• TASK PROMPT: Transcribe the listing exactly, leaving out every picture.

• EXERCISE INPUTS:
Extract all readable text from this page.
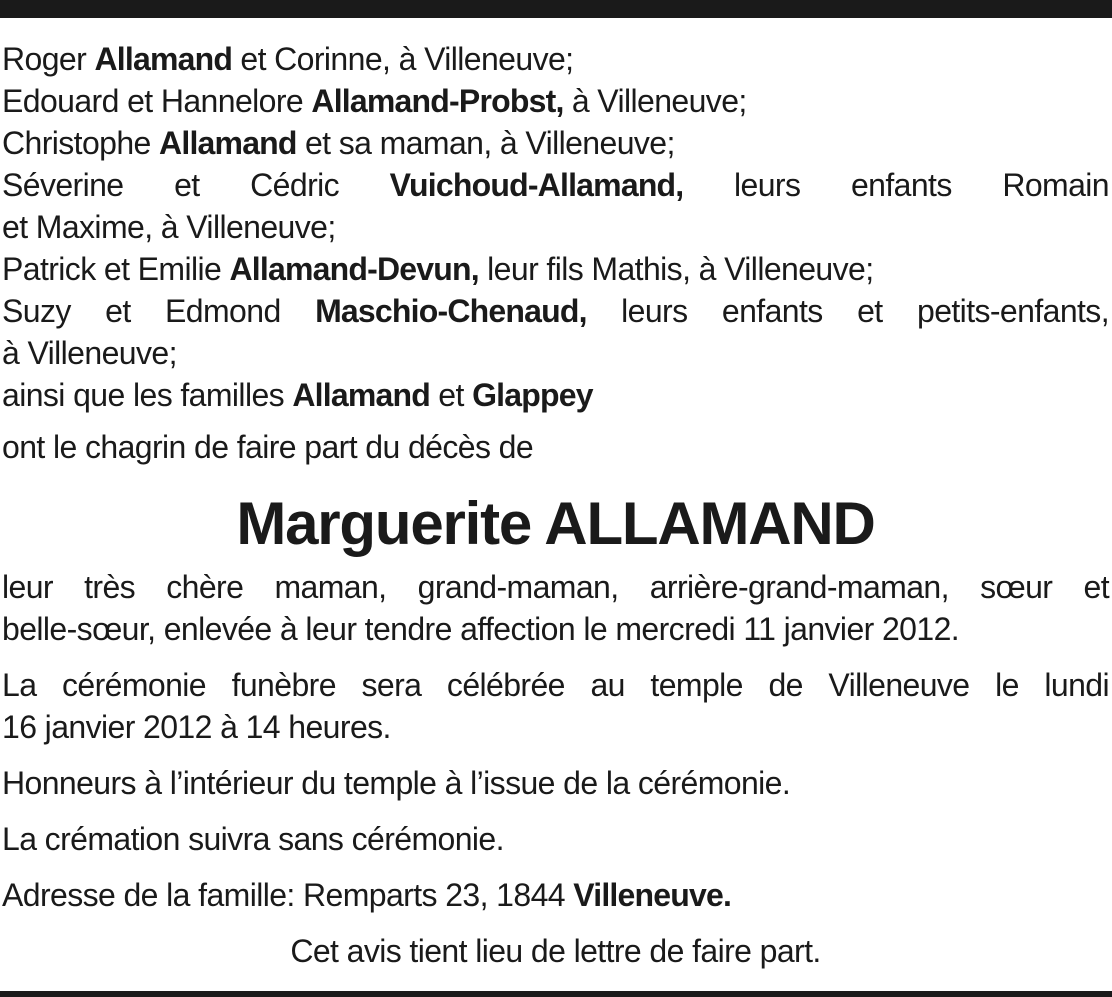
Roger Allamand et Corinne, à Villeneuve;
Edouard et Hannelore Allamand-Probst, à Villeneuve;
Christophe Allamand et sa maman, à Villeneuve;
Séverine et Cédric Vuichoud-Allamand, leurs enfants Romain
et Maxime, à Villeneuve;
Patrick et Emilie Allamand-Devun, leur fils Mathis, à Villeneuve;
Suzy et Edmond Maschio-Chenaud, leurs enfants et petits-enfants,
à Villeneuve;
ainsi que les familles Allamand et Glappey
ont le chagrin de faire part du décès de
Marguerite ALLAMAND
leur très chère maman, grand-maman, arrière-grand-maman, sœur et
belle-sœur, enlevée à leur tendre affection le mercredi 11 janvier 2012.
La cérémonie funèbre sera célébrée au temple de Villeneuve le lundi
16 janvier 2012 à 14 heures.
Honneurs à l’intérieur du temple à l’issue de la cérémonie.
La crémation suivra sans cérémonie.
Adresse de la famille: Remparts 23, 1844 Villeneuve.
Cet avis tient lieu de lettre de faire part.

• RESULT FOR THIS TASK:
Extract all readable text from this page.
Roger Allamand et Corinne, à Villeneuve;
Edouard et Hannelore Allamand-Probst, à Villeneuve;
Christophe Allamand et sa maman, à Villeneuve;
Séverine et Cédric Vuichoud-Allamand, leurs enfants Romain
et Maxime, à Villeneuve;
Patrick et Emilie Allamand-Devun, leur fils Mathis, à Villeneuve;
Suzy et Edmond Maschio-Chenaud, leurs enfants et petits-enfants,
à Villeneuve;
ainsi que les familles Allamand et Glappey
ont le chagrin de faire part du décès de
Marguerite ALLAMAND
leur très chère maman, grand-maman, arrière-grand-maman, sœur et
belle-sœur, enlevée à leur tendre affection le mercredi 11 janvier 2012.
La cérémonie funèbre sera célébrée au temple de Villeneuve le lundi
16 janvier 2012 à 14 heures.
Honneurs à l’intérieur du temple à l’issue de la cérémonie.
La crémation suivra sans cérémonie.
Adresse de la famille: Remparts 23, 1844 Villeneuve.
Cet avis tient lieu de lettre de faire part.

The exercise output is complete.